*Required work:*
Retype the material word for word.

Records from a collection of figures
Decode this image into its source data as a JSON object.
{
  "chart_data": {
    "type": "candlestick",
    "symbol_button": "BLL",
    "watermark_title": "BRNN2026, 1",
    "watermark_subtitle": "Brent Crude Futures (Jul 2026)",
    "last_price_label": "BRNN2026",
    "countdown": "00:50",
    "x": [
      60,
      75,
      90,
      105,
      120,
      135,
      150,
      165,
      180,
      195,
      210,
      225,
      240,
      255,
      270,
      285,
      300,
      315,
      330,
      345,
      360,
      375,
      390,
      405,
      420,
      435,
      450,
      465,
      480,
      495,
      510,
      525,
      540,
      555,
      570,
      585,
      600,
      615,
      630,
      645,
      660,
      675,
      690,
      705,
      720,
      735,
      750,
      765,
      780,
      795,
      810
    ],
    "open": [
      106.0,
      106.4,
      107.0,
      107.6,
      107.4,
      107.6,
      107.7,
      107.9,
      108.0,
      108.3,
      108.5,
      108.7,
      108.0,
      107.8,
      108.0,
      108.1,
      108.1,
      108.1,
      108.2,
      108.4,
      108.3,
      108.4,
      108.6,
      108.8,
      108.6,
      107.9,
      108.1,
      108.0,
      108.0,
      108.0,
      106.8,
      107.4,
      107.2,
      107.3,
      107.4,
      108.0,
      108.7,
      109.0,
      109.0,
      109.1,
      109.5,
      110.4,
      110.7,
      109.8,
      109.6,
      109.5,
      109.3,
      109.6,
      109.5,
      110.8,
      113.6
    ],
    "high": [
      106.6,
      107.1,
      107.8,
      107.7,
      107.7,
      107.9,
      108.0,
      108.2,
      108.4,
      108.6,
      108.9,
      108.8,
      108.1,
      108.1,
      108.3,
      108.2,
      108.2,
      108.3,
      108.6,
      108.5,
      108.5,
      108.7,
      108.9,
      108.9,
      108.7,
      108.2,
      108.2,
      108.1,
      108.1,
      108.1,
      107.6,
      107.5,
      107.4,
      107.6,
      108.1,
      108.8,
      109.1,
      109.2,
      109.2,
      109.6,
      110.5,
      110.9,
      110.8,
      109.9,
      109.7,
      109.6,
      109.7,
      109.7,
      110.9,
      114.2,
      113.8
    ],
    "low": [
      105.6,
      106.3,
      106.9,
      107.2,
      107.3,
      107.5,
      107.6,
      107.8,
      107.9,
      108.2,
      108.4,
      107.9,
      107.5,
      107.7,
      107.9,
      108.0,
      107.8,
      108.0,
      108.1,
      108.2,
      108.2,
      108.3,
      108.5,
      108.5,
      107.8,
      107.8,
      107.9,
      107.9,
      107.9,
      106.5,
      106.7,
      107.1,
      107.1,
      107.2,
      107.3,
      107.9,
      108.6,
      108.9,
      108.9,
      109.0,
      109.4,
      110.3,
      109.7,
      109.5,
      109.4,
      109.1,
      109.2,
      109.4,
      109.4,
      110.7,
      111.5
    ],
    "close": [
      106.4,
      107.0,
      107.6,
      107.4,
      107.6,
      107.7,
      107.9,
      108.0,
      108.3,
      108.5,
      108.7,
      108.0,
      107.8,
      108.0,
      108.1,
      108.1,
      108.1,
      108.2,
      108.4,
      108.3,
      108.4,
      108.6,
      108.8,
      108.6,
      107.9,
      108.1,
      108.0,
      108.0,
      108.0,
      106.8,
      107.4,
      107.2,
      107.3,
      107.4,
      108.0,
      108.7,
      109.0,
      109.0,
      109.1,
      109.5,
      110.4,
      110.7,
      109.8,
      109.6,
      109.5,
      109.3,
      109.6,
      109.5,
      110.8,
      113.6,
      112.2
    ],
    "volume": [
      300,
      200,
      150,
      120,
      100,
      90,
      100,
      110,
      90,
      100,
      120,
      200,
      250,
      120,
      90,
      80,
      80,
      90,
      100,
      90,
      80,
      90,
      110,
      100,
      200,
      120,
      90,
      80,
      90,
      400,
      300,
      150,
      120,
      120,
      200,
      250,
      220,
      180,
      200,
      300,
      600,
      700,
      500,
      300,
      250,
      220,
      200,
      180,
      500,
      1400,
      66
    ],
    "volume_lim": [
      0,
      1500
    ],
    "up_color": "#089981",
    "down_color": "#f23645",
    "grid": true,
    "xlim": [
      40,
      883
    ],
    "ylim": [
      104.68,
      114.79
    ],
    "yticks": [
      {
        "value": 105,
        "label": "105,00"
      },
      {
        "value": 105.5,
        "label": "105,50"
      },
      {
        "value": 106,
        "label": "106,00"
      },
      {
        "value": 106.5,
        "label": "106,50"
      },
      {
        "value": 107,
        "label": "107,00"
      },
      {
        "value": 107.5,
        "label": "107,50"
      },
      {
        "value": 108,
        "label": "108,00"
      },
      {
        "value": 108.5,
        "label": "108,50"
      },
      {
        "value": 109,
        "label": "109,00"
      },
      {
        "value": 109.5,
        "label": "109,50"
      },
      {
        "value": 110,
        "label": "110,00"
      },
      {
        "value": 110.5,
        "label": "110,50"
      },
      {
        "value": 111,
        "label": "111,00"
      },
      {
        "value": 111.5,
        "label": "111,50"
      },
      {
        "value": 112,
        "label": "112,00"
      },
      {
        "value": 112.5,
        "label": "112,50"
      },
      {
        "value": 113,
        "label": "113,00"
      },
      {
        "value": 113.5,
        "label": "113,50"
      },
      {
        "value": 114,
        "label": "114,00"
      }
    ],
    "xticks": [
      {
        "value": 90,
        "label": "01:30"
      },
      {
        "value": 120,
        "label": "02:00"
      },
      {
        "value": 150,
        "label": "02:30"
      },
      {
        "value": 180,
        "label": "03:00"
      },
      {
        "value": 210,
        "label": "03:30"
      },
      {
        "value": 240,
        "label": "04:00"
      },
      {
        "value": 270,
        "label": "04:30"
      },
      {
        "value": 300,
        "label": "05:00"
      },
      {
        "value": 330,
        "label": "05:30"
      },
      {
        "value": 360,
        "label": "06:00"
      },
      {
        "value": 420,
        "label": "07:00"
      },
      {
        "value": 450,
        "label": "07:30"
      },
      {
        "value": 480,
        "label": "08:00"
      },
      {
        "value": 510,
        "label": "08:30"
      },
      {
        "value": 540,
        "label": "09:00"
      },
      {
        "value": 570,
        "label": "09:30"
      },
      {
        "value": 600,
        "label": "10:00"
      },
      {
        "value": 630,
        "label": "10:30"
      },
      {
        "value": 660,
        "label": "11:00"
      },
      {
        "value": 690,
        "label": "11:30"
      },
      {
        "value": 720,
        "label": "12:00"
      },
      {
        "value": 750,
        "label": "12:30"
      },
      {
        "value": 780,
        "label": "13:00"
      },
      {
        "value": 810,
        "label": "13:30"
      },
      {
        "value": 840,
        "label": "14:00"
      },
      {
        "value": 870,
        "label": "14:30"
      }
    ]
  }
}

*Solution for this problem:*
Decode this image into its source data as a JSON object.
{
  "chart_data": {
    "type": "candlestick",
    "symbol_button": "BLL",
    "watermark_title": "BRNN2026, 1",
    "watermark_subtitle": "Brent Crude Futures (Jul 2026)",
    "last_price_label": "BRNN2026",
    "countdown": "00:50",
    "x": [
      60,
      75,
      90,
      105,
      120,
      135,
      150,
      165,
      180,
      195,
      210,
      225,
      240,
      255,
      270,
      285,
      300,
      315,
      330,
      345,
      360,
      375,
      390,
      405,
      420,
      435,
      450,
      465,
      480,
      495,
      510,
      525,
      540,
      555,
      570,
      585,
      600,
      615,
      630,
      645,
      660,
      675,
      690,
      705,
      720,
      735,
      750,
      765,
      780,
      795,
      810
    ],
    "open": [
      106.0,
      106.4,
      107.0,
      107.6,
      107.4,
      107.6,
      107.7,
      107.9,
      108.0,
      108.3,
      108.5,
      108.7,
      108.0,
      107.8,
      108.0,
      108.1,
      108.1,
      108.1,
      108.2,
      108.4,
      108.3,
      108.4,
      108.6,
      108.8,
      108.6,
      107.9,
      108.1,
      108.0,
      108.0,
      108.0,
      106.8,
      107.4,
      107.2,
      107.3,
      107.4,
      108.0,
      108.7,
      109.0,
      109.0,
      109.1,
      109.5,
      110.4,
      110.7,
      109.8,
      109.6,
      109.5,
      109.3,
      109.6,
      109.5,
      110.8,
      113.6
    ],
    "high": [
      106.6,
      107.1,
      107.8,
      107.7,
      107.7,
      107.9,
      108.0,
      108.2,
      108.4,
      108.6,
      108.9,
      108.8,
      108.1,
      108.1,
      108.3,
      108.2,
      108.2,
      108.3,
      108.6,
      108.5,
      108.5,
      108.7,
      108.9,
      108.9,
      108.7,
      108.2,
      108.2,
      108.1,
      108.1,
      108.1,
      107.6,
      107.5,
      107.4,
      107.6,
      108.1,
      108.8,
      109.1,
      109.2,
      109.2,
      109.6,
      110.5,
      110.9,
      110.8,
      109.9,
      109.7,
      109.6,
      109.7,
      109.7,
      110.9,
      114.2,
      113.8
    ],
    "low": [
      105.6,
      106.3,
      106.9,
      107.2,
      107.3,
      107.5,
      107.6,
      107.8,
      107.9,
      108.2,
      108.4,
      107.9,
      107.5,
      107.7,
      107.9,
      108.0,
      107.8,
      108.0,
      108.1,
      108.2,
      108.2,
      108.3,
      108.5,
      108.5,
      107.8,
      107.8,
      107.9,
      107.9,
      107.9,
      106.5,
      106.7,
      107.1,
      107.1,
      107.2,
      107.3,
      107.9,
      108.6,
      108.9,
      108.9,
      109.0,
      109.4,
      110.3,
      109.7,
      109.5,
      109.4,
      109.1,
      109.2,
      109.4,
      109.4,
      110.7,
      111.5
    ],
    "close": [
      106.4,
      107.0,
      107.6,
      107.4,
      107.6,
      107.7,
      107.9,
      108.0,
      108.3,
      108.5,
      108.7,
      108.0,
      107.8,
      108.0,
      108.1,
      108.1,
      108.1,
      108.2,
      108.4,
      108.3,
      108.4,
      108.6,
      108.8,
      108.6,
      107.9,
      108.1,
      108.0,
      108.0,
      108.0,
      106.8,
      107.4,
      107.2,
      107.3,
      107.4,
      108.0,
      108.7,
      109.0,
      109.0,
      109.1,
      109.5,
      110.4,
      110.7,
      109.8,
      109.6,
      109.5,
      109.3,
      109.6,
      109.5,
      110.8,
      113.6,
      112.2
    ],
    "volume": [
      300,
      200,
      150,
      120,
      100,
      90,
      100,
      110,
      90,
      100,
      120,
      200,
      250,
      120,
      90,
      80,
      80,
      90,
      100,
      90,
      80,
      90,
      110,
      100,
      200,
      120,
      90,
      80,
      90,
      400,
      300,
      150,
      120,
      120,
      200,
      250,
      220,
      180,
      200,
      300,
      600,
      700,
      500,
      300,
      250,
      220,
      200,
      180,
      500,
      1400,
      66
    ],
    "volume_lim": [
      0,
      1500
    ],
    "up_color": "#089981",
    "down_color": "#f23645",
    "grid": true,
    "xlim": [
      40,
      883
    ],
    "ylim": [
      104.68,
      114.79
    ],
    "yticks": [
      {
        "value": 105,
        "label": "105,00"
      },
      {
        "value": 105.5,
        "label": "105,50"
      },
      {
        "value": 106,
        "label": "106,00"
      },
      {
        "value": 106.5,
        "label": "106,50"
      },
      {
        "value": 107,
        "label": "107,00"
      },
      {
        "value": 107.5,
        "label": "107,50"
      },
      {
        "value": 108,
        "label": "108,00"
      },
      {
        "value": 108.5,
        "label": "108,50"
      },
      {
        "value": 109,
        "label": "109,00"
      },
      {
        "value": 109.5,
        "label": "109,50"
      },
      {
        "value": 110,
        "label": "110,00"
      },
      {
        "value": 110.5,
        "label": "110,50"
      },
      {
        "value": 111,
        "label": "111,00"
      },
      {
        "value": 111.5,
        "label": "111,50"
      },
      {
        "value": 112,
        "label": "112,00"
      },
      {
        "value": 112.5,
        "label": "112,50"
      },
      {
        "value": 113,
        "label": "113,00"
      },
      {
        "value": 113.5,
        "label": "113,50"
      },
      {
        "value": 114,
        "label": "114,00"
      }
    ],
    "xticks": [
      {
        "value": 90,
        "label": "01:30"
      },
      {
        "value": 120,
        "label": "02:00"
      },
      {
        "value": 150,
        "label": "02:30"
      },
      {
        "value": 180,
        "label": "03:00"
      },
      {
        "value": 210,
        "label": "03:30"
      },
      {
        "value": 240,
        "label": "04:00"
      },
      {
        "value": 270,
        "label": "04:30"
      },
      {
        "value": 300,
        "label": "05:00"
      },
      {
        "value": 330,
        "label": "05:30"
      },
      {
        "value": 360,
        "label": "06:00"
      },
      {
        "value": 420,
        "label": "07:00"
      },
      {
        "value": 450,
        "label": "07:30"
      },
      {
        "value": 480,
        "label": "08:00"
      },
      {
        "value": 510,
        "label": "08:30"
      },
      {
        "value": 540,
        "label": "09:00"
      },
      {
        "value": 570,
        "label": "09:30"
      },
      {
        "value": 600,
        "label": "10:00"
      },
      {
        "value": 630,
        "label": "10:30"
      },
      {
        "value": 660,
        "label": "11:00"
      },
      {
        "value": 690,
        "label": "11:30"
      },
      {
        "value": 720,
        "label": "12:00"
      },
      {
        "value": 750,
        "label": "12:30"
      },
      {
        "value": 780,
        "label": "13:00"
      },
      {
        "value": 810,
        "label": "13:30"
      },
      {
        "value": 840,
        "label": "14:00"
      },
      {
        "value": 870,
        "label": "14:30"
      }
    ]
  }
}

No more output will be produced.